** start THE RECORDS **

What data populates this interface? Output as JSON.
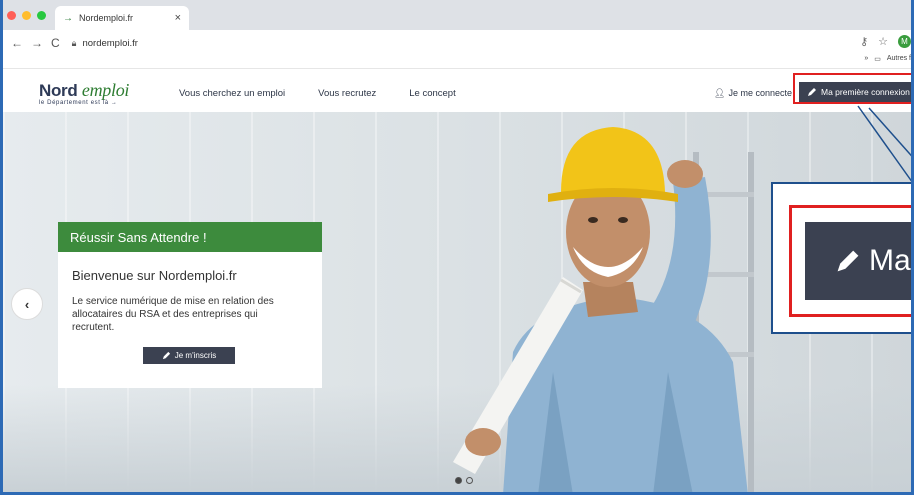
{
  "browser": {
    "tab_title": "Nordemploi.fr",
    "tab_favicon": "→",
    "tab_close": "×",
    "url": "nordemploi.fr",
    "profile_initial": "M",
    "bookmarks_overflow": "»",
    "bookmarks_other": "Autres f",
    "dot_colors": [
      "#ff5f57",
      "#ffbd2e",
      "#28c840"
    ]
  },
  "site": {
    "logo_nord": "Nord",
    "logo_emploi": "emploi",
    "logo_tagline": "le Département est là →",
    "menu": [
      {
        "label": "Vous cherchez un emploi"
      },
      {
        "label": "Vous recrutez"
      },
      {
        "label": "Le concept"
      }
    ],
    "connect_label": "Je me connecte",
    "first_login_label": "Ma première connexion"
  },
  "hero": {
    "banner_title": "Réussir Sans Attendre !",
    "welcome_title": "Bienvenue sur Nordemploi.fr",
    "welcome_text": "Le service numérique de mise en relation des allocataires du RSA et des entreprises qui recrutent.",
    "signup_label": "Je m'inscris",
    "slide_count": 2,
    "active_slide": 1
  },
  "zoom": {
    "label": "Ma première connexion"
  },
  "colors": {
    "accent_green": "#3d8b3d",
    "button_dark": "#3b4151",
    "highlight_red": "#e02020",
    "frame_blue": "#2d6ab5"
  }
}
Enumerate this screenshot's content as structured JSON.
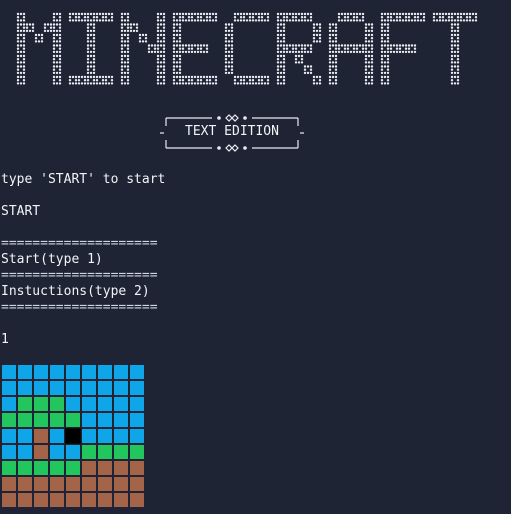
{
  "title_art": {
    "text": "MINECRAFT",
    "subtitle": "TEXT EDITION",
    "dot_color": "#e8ebf2"
  },
  "console": {
    "lines": [
      "type 'START' to start",
      "START",
      "====================",
      "Start(type 1)",
      "====================",
      "Instuctions(type 2)",
      "====================",
      "1"
    ]
  },
  "world": {
    "colors": {
      "S": "#0ea5e9",
      "G": "#22c55e",
      "D": "#a3644a",
      "P": "#000000"
    },
    "rows": [
      "SSSSSSSSS",
      "SSSSSSSSS",
      "SGGGSSSSS",
      "GGGGGSSSS",
      "SSDSPSSSS",
      "SSDSSGGGG",
      "GGGGGDDDD",
      "DDDDDDDDD",
      "DDDDDDDDD"
    ]
  }
}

** end THE RECORDS **

• REQUIRED TASK
Leaving the pictures aside, transcribe the entire listing exactly.

• TASK RESPONSE
What data populates this interface? Output as JSON.
{
  "browser": {
    "tab_title": "Nordemploi.fr",
    "tab_favicon": "→",
    "tab_close": "×",
    "url": "nordemploi.fr",
    "profile_initial": "M",
    "bookmarks_overflow": "»",
    "bookmarks_other": "Autres f",
    "dot_colors": [
      "#ff5f57",
      "#ffbd2e",
      "#28c840"
    ]
  },
  "site": {
    "logo_nord": "Nord",
    "logo_emploi": "emploi",
    "logo_tagline": "le Département est là →",
    "menu": [
      {
        "label": "Vous cherchez un emploi"
      },
      {
        "label": "Vous recrutez"
      },
      {
        "label": "Le concept"
      }
    ],
    "connect_label": "Je me connecte",
    "first_login_label": "Ma première connexion"
  },
  "hero": {
    "banner_title": "Réussir Sans Attendre !",
    "welcome_title": "Bienvenue sur Nordemploi.fr",
    "welcome_text": "Le service numérique de mise en relation des allocataires du RSA et des entreprises qui recrutent.",
    "signup_label": "Je m'inscris",
    "slide_count": 2,
    "active_slide": 1
  },
  "zoom": {
    "label": "Ma première connexion"
  },
  "colors": {
    "accent_green": "#3d8b3d",
    "button_dark": "#3b4151",
    "highlight_red": "#e02020",
    "frame_blue": "#2d6ab5"
  }
}
Enumerate this screenshot's content as structured JSON.
{
  "title_art": {
    "text": "MINECRAFT",
    "subtitle": "TEXT EDITION",
    "dot_color": "#e8ebf2"
  },
  "console": {
    "lines": [
      "type 'START' to start",
      "START",
      "====================",
      "Start(type 1)",
      "====================",
      "Instuctions(type 2)",
      "====================",
      "1"
    ]
  },
  "world": {
    "colors": {
      "S": "#0ea5e9",
      "G": "#22c55e",
      "D": "#a3644a",
      "P": "#000000"
    },
    "rows": [
      "SSSSSSSSS",
      "SSSSSSSSS",
      "SGGGSSSSS",
      "GGGGGSSSS",
      "SSDSPSSSS",
      "SSDSSGGGG",
      "GGGGGDDDD",
      "DDDDDDDDD",
      "DDDDDDDDD"
    ]
  }
}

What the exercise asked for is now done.